(Excerpt from a dataset)
# # # # # # #
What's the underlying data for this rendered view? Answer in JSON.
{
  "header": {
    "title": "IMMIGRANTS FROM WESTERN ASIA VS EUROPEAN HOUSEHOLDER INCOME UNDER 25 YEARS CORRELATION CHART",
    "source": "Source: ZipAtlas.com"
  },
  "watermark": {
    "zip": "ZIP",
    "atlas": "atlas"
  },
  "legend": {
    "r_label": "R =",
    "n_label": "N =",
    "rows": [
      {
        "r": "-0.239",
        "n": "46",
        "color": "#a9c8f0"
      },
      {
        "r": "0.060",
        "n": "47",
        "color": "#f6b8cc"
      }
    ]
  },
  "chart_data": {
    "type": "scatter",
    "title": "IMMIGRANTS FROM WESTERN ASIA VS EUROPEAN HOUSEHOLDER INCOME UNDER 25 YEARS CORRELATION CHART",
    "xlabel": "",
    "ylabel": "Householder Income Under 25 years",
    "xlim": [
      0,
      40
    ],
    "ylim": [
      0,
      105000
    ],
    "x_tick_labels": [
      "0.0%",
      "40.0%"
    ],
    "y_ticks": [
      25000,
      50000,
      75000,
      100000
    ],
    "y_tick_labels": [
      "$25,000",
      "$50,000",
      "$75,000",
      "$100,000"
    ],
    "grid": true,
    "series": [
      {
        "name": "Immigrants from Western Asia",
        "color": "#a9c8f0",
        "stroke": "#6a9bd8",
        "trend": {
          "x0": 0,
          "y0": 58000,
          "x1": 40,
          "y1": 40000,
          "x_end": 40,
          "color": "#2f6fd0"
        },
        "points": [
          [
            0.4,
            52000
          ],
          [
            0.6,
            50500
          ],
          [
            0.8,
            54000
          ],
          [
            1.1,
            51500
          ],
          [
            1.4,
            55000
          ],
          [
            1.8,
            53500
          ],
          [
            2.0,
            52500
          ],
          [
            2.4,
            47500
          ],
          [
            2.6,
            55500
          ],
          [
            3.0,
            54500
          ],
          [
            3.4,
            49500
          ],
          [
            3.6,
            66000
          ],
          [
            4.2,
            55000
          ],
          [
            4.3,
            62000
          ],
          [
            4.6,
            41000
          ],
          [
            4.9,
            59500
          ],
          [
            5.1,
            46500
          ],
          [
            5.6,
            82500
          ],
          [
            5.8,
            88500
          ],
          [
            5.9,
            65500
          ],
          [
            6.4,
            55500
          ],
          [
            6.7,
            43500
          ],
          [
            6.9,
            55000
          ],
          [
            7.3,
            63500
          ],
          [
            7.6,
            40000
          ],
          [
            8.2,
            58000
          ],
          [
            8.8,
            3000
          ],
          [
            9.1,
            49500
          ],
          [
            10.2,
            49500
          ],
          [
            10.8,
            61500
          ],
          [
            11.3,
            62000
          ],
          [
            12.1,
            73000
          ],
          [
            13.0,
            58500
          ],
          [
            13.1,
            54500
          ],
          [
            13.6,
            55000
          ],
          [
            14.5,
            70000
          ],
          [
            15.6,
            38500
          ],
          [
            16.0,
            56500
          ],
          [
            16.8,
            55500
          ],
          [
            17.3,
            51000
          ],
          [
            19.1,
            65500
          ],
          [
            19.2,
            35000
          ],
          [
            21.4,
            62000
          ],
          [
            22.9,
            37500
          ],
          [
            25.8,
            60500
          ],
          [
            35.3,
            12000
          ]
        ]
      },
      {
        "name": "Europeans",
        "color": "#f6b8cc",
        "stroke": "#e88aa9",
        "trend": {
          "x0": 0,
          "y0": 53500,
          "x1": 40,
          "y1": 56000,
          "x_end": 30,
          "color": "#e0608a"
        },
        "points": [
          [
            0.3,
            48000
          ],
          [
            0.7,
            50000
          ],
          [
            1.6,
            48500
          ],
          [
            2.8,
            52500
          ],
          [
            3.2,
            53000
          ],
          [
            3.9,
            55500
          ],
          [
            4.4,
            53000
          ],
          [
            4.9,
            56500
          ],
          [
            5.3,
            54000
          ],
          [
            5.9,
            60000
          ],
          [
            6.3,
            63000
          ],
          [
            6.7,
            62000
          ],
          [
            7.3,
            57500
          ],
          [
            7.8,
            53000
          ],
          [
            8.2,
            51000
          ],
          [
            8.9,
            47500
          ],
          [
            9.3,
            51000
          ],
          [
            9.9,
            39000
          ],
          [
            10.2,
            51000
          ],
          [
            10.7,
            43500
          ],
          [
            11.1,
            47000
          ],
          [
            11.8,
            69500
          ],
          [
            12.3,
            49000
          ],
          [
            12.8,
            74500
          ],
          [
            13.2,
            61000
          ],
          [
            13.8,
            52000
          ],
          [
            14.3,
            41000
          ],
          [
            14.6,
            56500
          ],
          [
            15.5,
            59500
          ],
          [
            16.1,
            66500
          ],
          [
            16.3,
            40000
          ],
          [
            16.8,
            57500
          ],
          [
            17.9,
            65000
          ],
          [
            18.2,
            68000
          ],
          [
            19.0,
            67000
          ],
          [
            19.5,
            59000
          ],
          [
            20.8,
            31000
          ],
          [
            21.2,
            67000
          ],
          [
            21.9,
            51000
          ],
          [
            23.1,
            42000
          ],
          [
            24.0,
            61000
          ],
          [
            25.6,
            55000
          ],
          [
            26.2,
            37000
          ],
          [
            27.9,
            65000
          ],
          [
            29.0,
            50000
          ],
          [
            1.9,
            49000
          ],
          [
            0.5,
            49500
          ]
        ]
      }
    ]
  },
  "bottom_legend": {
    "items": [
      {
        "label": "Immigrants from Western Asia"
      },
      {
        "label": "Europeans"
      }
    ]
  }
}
# # # # # # #
Output each record exactly, leaving nothing out.

== Task solution ==
What's the underlying data for this rendered view? Answer in JSON.
{
  "header": {
    "title": "IMMIGRANTS FROM WESTERN ASIA VS EUROPEAN HOUSEHOLDER INCOME UNDER 25 YEARS CORRELATION CHART",
    "source": "Source: ZipAtlas.com"
  },
  "watermark": {
    "zip": "ZIP",
    "atlas": "atlas"
  },
  "legend": {
    "r_label": "R =",
    "n_label": "N =",
    "rows": [
      {
        "r": "-0.239",
        "n": "46",
        "color": "#a9c8f0"
      },
      {
        "r": "0.060",
        "n": "47",
        "color": "#f6b8cc"
      }
    ]
  },
  "chart_data": {
    "type": "scatter",
    "title": "IMMIGRANTS FROM WESTERN ASIA VS EUROPEAN HOUSEHOLDER INCOME UNDER 25 YEARS CORRELATION CHART",
    "xlabel": "",
    "ylabel": "Householder Income Under 25 years",
    "xlim": [
      0,
      40
    ],
    "ylim": [
      0,
      105000
    ],
    "x_tick_labels": [
      "0.0%",
      "40.0%"
    ],
    "y_ticks": [
      25000,
      50000,
      75000,
      100000
    ],
    "y_tick_labels": [
      "$25,000",
      "$50,000",
      "$75,000",
      "$100,000"
    ],
    "grid": true,
    "series": [
      {
        "name": "Immigrants from Western Asia",
        "color": "#a9c8f0",
        "stroke": "#6a9bd8",
        "trend": {
          "x0": 0,
          "y0": 58000,
          "x1": 40,
          "y1": 40000,
          "x_end": 40,
          "color": "#2f6fd0"
        },
        "points": [
          [
            0.4,
            52000
          ],
          [
            0.6,
            50500
          ],
          [
            0.8,
            54000
          ],
          [
            1.1,
            51500
          ],
          [
            1.4,
            55000
          ],
          [
            1.8,
            53500
          ],
          [
            2.0,
            52500
          ],
          [
            2.4,
            47500
          ],
          [
            2.6,
            55500
          ],
          [
            3.0,
            54500
          ],
          [
            3.4,
            49500
          ],
          [
            3.6,
            66000
          ],
          [
            4.2,
            55000
          ],
          [
            4.3,
            62000
          ],
          [
            4.6,
            41000
          ],
          [
            4.9,
            59500
          ],
          [
            5.1,
            46500
          ],
          [
            5.6,
            82500
          ],
          [
            5.8,
            88500
          ],
          [
            5.9,
            65500
          ],
          [
            6.4,
            55500
          ],
          [
            6.7,
            43500
          ],
          [
            6.9,
            55000
          ],
          [
            7.3,
            63500
          ],
          [
            7.6,
            40000
          ],
          [
            8.2,
            58000
          ],
          [
            8.8,
            3000
          ],
          [
            9.1,
            49500
          ],
          [
            10.2,
            49500
          ],
          [
            10.8,
            61500
          ],
          [
            11.3,
            62000
          ],
          [
            12.1,
            73000
          ],
          [
            13.0,
            58500
          ],
          [
            13.1,
            54500
          ],
          [
            13.6,
            55000
          ],
          [
            14.5,
            70000
          ],
          [
            15.6,
            38500
          ],
          [
            16.0,
            56500
          ],
          [
            16.8,
            55500
          ],
          [
            17.3,
            51000
          ],
          [
            19.1,
            65500
          ],
          [
            19.2,
            35000
          ],
          [
            21.4,
            62000
          ],
          [
            22.9,
            37500
          ],
          [
            25.8,
            60500
          ],
          [
            35.3,
            12000
          ]
        ]
      },
      {
        "name": "Europeans",
        "color": "#f6b8cc",
        "stroke": "#e88aa9",
        "trend": {
          "x0": 0,
          "y0": 53500,
          "x1": 40,
          "y1": 56000,
          "x_end": 30,
          "color": "#e0608a"
        },
        "points": [
          [
            0.3,
            48000
          ],
          [
            0.7,
            50000
          ],
          [
            1.6,
            48500
          ],
          [
            2.8,
            52500
          ],
          [
            3.2,
            53000
          ],
          [
            3.9,
            55500
          ],
          [
            4.4,
            53000
          ],
          [
            4.9,
            56500
          ],
          [
            5.3,
            54000
          ],
          [
            5.9,
            60000
          ],
          [
            6.3,
            63000
          ],
          [
            6.7,
            62000
          ],
          [
            7.3,
            57500
          ],
          [
            7.8,
            53000
          ],
          [
            8.2,
            51000
          ],
          [
            8.9,
            47500
          ],
          [
            9.3,
            51000
          ],
          [
            9.9,
            39000
          ],
          [
            10.2,
            51000
          ],
          [
            10.7,
            43500
          ],
          [
            11.1,
            47000
          ],
          [
            11.8,
            69500
          ],
          [
            12.3,
            49000
          ],
          [
            12.8,
            74500
          ],
          [
            13.2,
            61000
          ],
          [
            13.8,
            52000
          ],
          [
            14.3,
            41000
          ],
          [
            14.6,
            56500
          ],
          [
            15.5,
            59500
          ],
          [
            16.1,
            66500
          ],
          [
            16.3,
            40000
          ],
          [
            16.8,
            57500
          ],
          [
            17.9,
            65000
          ],
          [
            18.2,
            68000
          ],
          [
            19.0,
            67000
          ],
          [
            19.5,
            59000
          ],
          [
            20.8,
            31000
          ],
          [
            21.2,
            67000
          ],
          [
            21.9,
            51000
          ],
          [
            23.1,
            42000
          ],
          [
            24.0,
            61000
          ],
          [
            25.6,
            55000
          ],
          [
            26.2,
            37000
          ],
          [
            27.9,
            65000
          ],
          [
            29.0,
            50000
          ],
          [
            1.9,
            49000
          ],
          [
            0.5,
            49500
          ]
        ]
      }
    ]
  },
  "bottom_legend": {
    "items": [
      {
        "label": "Immigrants from Western Asia"
      },
      {
        "label": "Europeans"
      }
    ]
  }
}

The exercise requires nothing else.